Copy the records below exactly, omitting any pictures they contain.

BEGIN SOURCE RECORDS

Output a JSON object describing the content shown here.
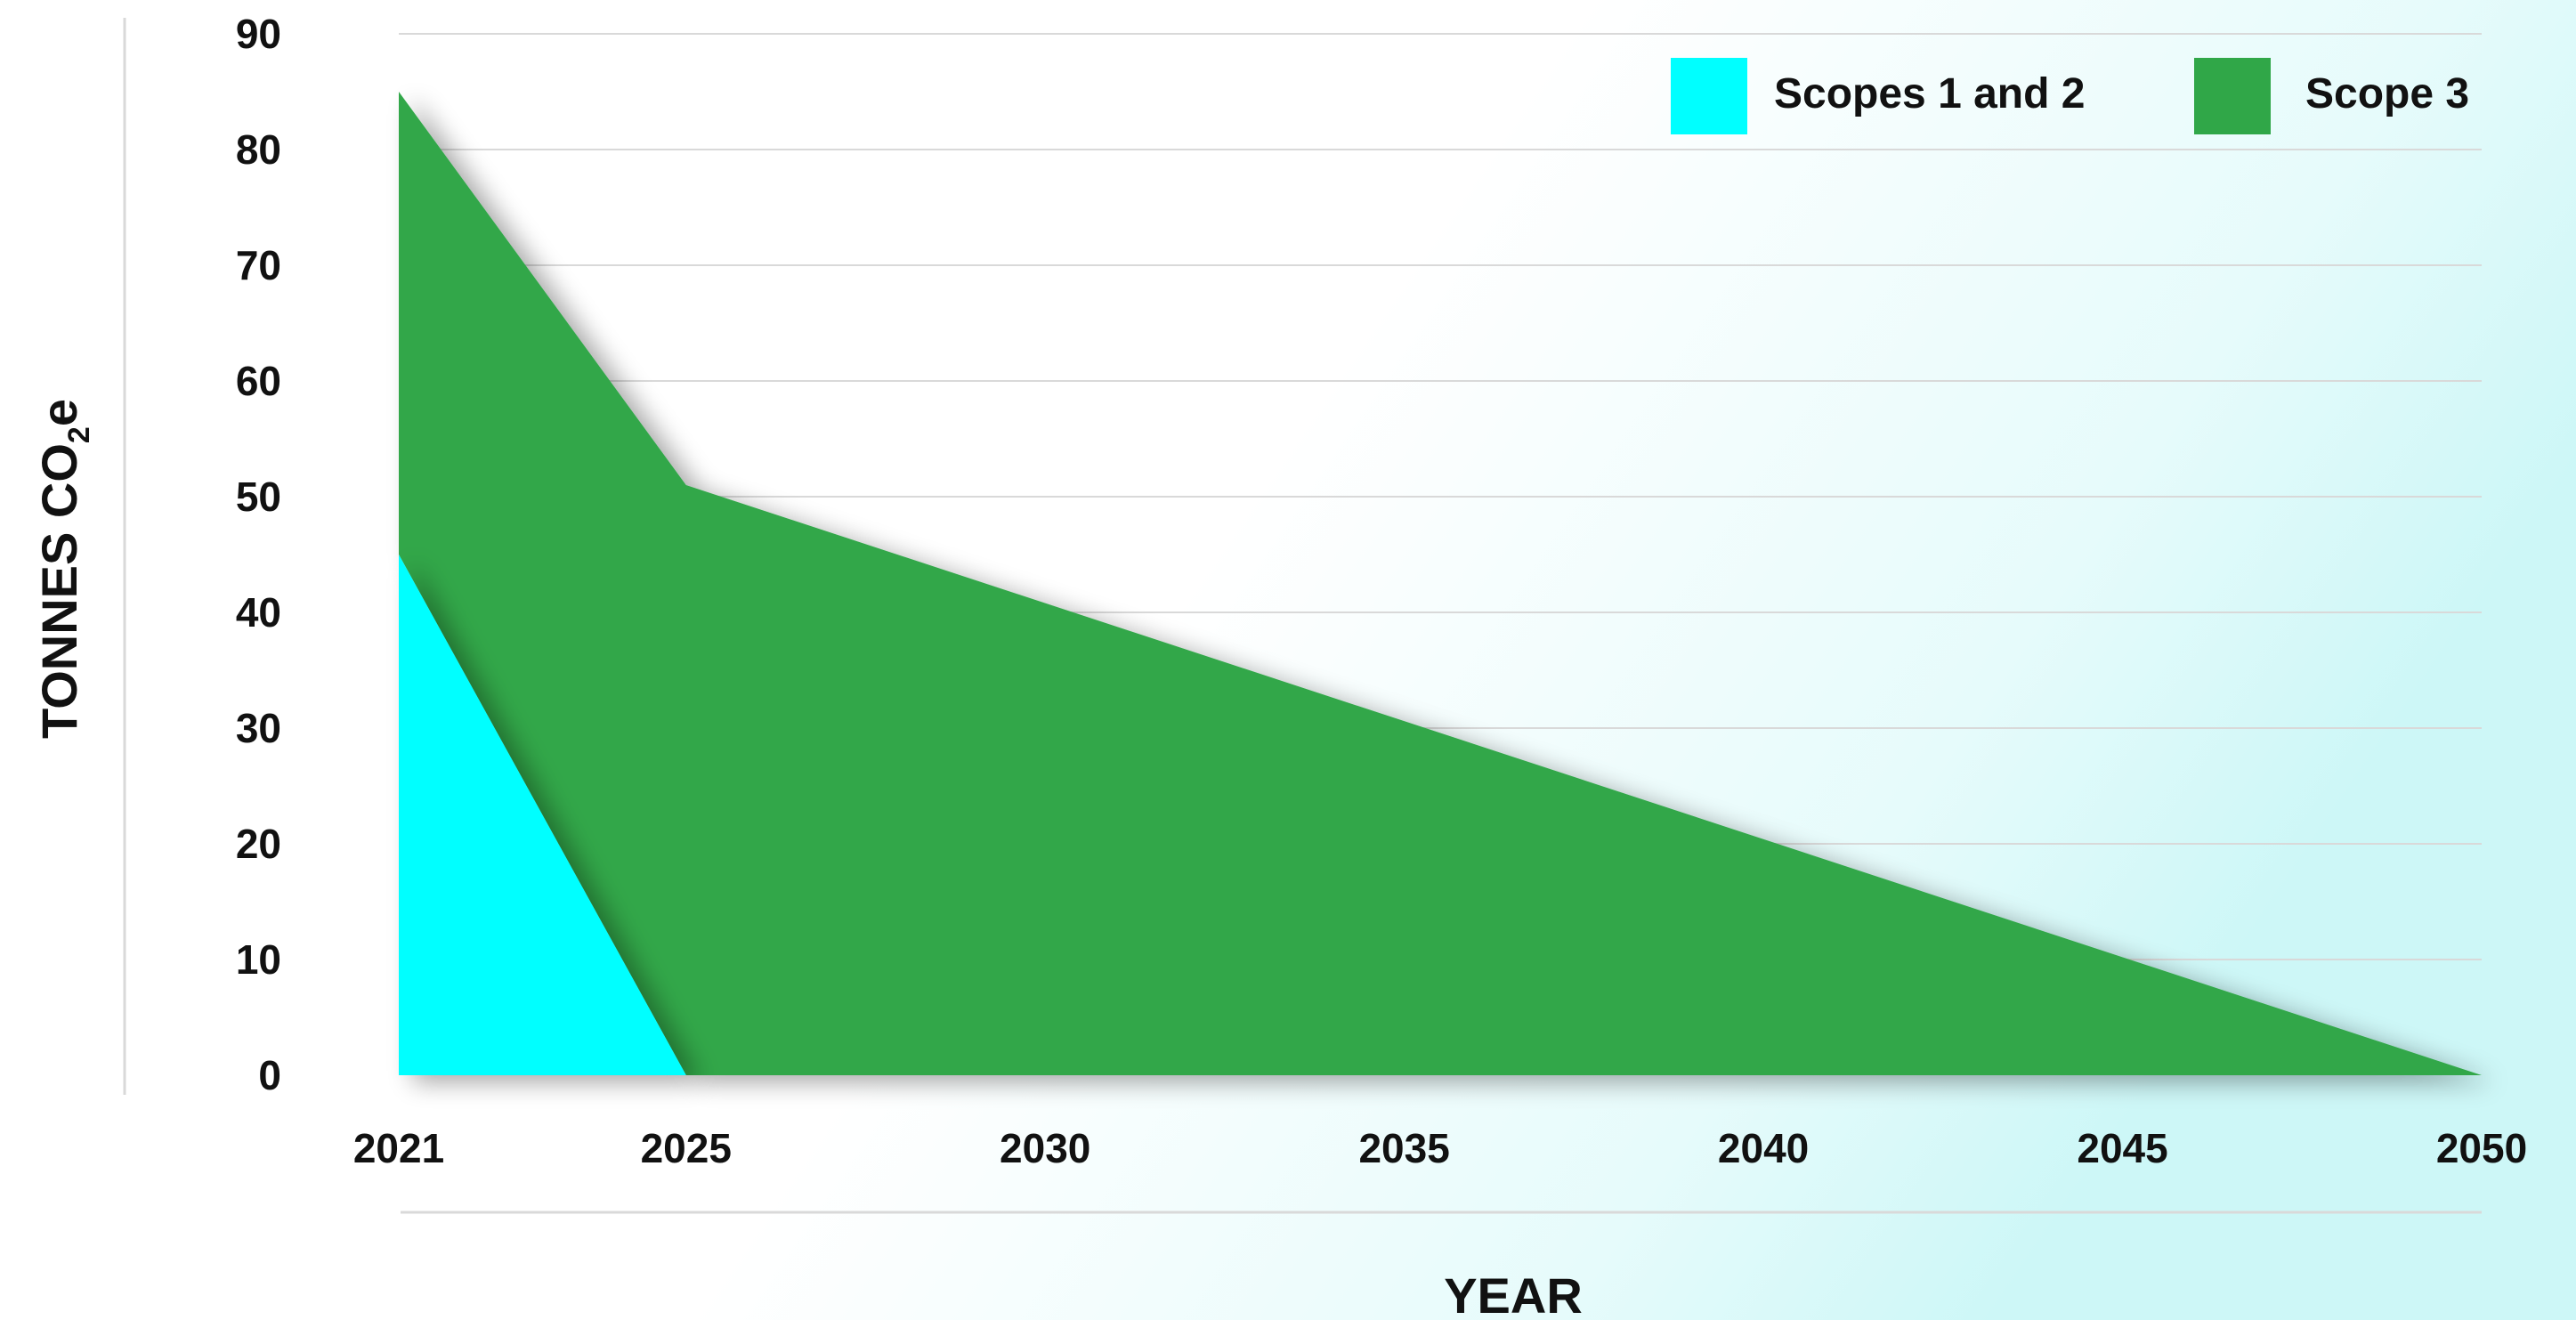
{
  "colors": {
    "scopes_1_2": "#00ffff",
    "scope_3": "#30a748",
    "gridline": "#d9d9d9",
    "text": "#111111"
  },
  "chart_data": {
    "type": "area",
    "stacked": true,
    "xlabel": "YEAR",
    "ylabel": "TONNES CO",
    "ylabel_subscript": "2",
    "ylabel_suffix": "e",
    "x_ticks": [
      "2021",
      "2025",
      "2030",
      "2035",
      "2040",
      "2045",
      "2050"
    ],
    "y_ticks": [
      "0",
      "10",
      "20",
      "30",
      "40",
      "50",
      "60",
      "70",
      "80",
      "90"
    ],
    "xlim": [
      2021,
      2050
    ],
    "ylim": [
      0,
      90
    ],
    "grid": true,
    "legend_position": "top-right",
    "series": [
      {
        "name": "Scopes 1 and 2",
        "color": "#00ffff",
        "points": [
          {
            "x": 2021,
            "y": 45
          },
          {
            "x": 2025,
            "y": 0
          },
          {
            "x": 2050,
            "y": 0
          }
        ]
      },
      {
        "name": "Scope 3",
        "color": "#30a748",
        "points": [
          {
            "x": 2021,
            "y": 40
          },
          {
            "x": 2025,
            "y": 51
          },
          {
            "x": 2050,
            "y": 0
          }
        ]
      }
    ]
  }
}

END SOURCE RECORDS

### COMPLETED TASK
Output a JSON object describing the content shown here.
{
  "colors": {
    "scopes_1_2": "#00ffff",
    "scope_3": "#30a748",
    "gridline": "#d9d9d9",
    "text": "#111111"
  },
  "chart_data": {
    "type": "area",
    "stacked": true,
    "xlabel": "YEAR",
    "ylabel": "TONNES CO",
    "ylabel_subscript": "2",
    "ylabel_suffix": "e",
    "x_ticks": [
      "2021",
      "2025",
      "2030",
      "2035",
      "2040",
      "2045",
      "2050"
    ],
    "y_ticks": [
      "0",
      "10",
      "20",
      "30",
      "40",
      "50",
      "60",
      "70",
      "80",
      "90"
    ],
    "xlim": [
      2021,
      2050
    ],
    "ylim": [
      0,
      90
    ],
    "grid": true,
    "legend_position": "top-right",
    "series": [
      {
        "name": "Scopes 1 and 2",
        "color": "#00ffff",
        "points": [
          {
            "x": 2021,
            "y": 45
          },
          {
            "x": 2025,
            "y": 0
          },
          {
            "x": 2050,
            "y": 0
          }
        ]
      },
      {
        "name": "Scope 3",
        "color": "#30a748",
        "points": [
          {
            "x": 2021,
            "y": 40
          },
          {
            "x": 2025,
            "y": 51
          },
          {
            "x": 2050,
            "y": 0
          }
        ]
      }
    ]
  }
}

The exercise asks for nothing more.